## WHAT THE EXERCISE ASKS
Begin at the line below that contains "Extract the structured". Repeat it and all remaining lines of the records exactly.

## INFORMATION SHOWN

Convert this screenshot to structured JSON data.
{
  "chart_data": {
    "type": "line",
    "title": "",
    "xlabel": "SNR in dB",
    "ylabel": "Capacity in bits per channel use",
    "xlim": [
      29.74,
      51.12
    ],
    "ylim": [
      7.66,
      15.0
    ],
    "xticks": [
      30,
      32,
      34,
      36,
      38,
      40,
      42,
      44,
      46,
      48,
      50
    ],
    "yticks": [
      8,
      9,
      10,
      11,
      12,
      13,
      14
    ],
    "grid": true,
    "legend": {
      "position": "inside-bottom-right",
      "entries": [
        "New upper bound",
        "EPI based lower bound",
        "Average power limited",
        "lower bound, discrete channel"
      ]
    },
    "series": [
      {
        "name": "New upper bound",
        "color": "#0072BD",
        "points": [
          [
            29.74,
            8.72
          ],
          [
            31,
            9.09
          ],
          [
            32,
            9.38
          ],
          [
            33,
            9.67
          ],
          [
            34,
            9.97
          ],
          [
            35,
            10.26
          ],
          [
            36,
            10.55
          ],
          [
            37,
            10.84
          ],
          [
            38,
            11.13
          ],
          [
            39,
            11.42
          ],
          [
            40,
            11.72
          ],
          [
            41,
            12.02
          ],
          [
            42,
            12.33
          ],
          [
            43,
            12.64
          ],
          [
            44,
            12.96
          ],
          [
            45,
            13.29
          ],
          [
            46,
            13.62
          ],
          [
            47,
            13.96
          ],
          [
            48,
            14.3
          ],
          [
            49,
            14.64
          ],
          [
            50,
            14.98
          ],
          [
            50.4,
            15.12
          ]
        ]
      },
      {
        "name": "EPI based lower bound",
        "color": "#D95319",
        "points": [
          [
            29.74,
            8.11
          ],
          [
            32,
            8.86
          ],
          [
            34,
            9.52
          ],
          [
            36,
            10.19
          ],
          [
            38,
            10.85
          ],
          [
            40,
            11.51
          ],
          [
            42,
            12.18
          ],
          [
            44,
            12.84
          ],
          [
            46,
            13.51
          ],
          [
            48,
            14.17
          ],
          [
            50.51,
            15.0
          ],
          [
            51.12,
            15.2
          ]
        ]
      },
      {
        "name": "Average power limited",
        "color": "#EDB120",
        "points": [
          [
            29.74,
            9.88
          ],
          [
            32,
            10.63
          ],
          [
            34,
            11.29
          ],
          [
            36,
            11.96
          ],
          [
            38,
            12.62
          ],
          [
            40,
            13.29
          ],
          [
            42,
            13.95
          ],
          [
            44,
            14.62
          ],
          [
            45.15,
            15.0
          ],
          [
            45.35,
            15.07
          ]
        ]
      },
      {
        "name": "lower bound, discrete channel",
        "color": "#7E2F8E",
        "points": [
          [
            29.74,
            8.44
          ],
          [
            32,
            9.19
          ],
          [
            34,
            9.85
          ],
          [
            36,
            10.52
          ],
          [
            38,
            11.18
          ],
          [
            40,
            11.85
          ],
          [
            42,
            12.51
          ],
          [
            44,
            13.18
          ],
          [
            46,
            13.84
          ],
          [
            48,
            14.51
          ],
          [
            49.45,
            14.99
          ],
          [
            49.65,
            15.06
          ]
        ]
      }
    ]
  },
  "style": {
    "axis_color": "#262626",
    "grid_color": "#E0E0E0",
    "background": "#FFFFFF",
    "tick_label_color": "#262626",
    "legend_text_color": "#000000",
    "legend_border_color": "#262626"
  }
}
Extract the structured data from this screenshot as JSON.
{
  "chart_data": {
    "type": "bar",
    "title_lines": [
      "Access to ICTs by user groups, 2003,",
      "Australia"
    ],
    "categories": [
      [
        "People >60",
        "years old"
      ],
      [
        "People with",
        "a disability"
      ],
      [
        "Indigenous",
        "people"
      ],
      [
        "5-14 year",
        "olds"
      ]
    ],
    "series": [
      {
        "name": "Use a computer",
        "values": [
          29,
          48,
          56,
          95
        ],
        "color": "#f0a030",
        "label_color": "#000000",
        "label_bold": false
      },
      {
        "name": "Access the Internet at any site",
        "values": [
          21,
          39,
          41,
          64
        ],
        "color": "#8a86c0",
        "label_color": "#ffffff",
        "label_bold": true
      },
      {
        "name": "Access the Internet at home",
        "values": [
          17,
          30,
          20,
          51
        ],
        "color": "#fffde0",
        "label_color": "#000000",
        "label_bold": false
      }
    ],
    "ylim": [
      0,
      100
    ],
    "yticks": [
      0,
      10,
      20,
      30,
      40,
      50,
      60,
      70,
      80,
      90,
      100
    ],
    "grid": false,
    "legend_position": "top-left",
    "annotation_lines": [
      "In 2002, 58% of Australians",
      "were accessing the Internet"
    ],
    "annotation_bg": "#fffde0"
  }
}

## EXERCISE ANSWER
Extract the structured data from this screenshot as JSON.
{
  "chart_data": {
    "type": "bar",
    "title_lines": [
      "Access to ICTs by user groups, 2003,",
      "Australia"
    ],
    "categories": [
      [
        "People >60",
        "years old"
      ],
      [
        "People with",
        "a disability"
      ],
      [
        "Indigenous",
        "people"
      ],
      [
        "5-14 year",
        "olds"
      ]
    ],
    "series": [
      {
        "name": "Use a computer",
        "values": [
          29,
          48,
          56,
          95
        ],
        "color": "#f0a030",
        "label_color": "#000000",
        "label_bold": false
      },
      {
        "name": "Access the Internet at any site",
        "values": [
          21,
          39,
          41,
          64
        ],
        "color": "#8a86c0",
        "label_color": "#ffffff",
        "label_bold": true
      },
      {
        "name": "Access the Internet at home",
        "values": [
          17,
          30,
          20,
          51
        ],
        "color": "#fffde0",
        "label_color": "#000000",
        "label_bold": false
      }
    ],
    "ylim": [
      0,
      100
    ],
    "yticks": [
      0,
      10,
      20,
      30,
      40,
      50,
      60,
      70,
      80,
      90,
      100
    ],
    "grid": false,
    "legend_position": "top-left",
    "annotation_lines": [
      "In 2002, 58% of Australians",
      "were accessing the Internet"
    ],
    "annotation_bg": "#fffde0"
  }
}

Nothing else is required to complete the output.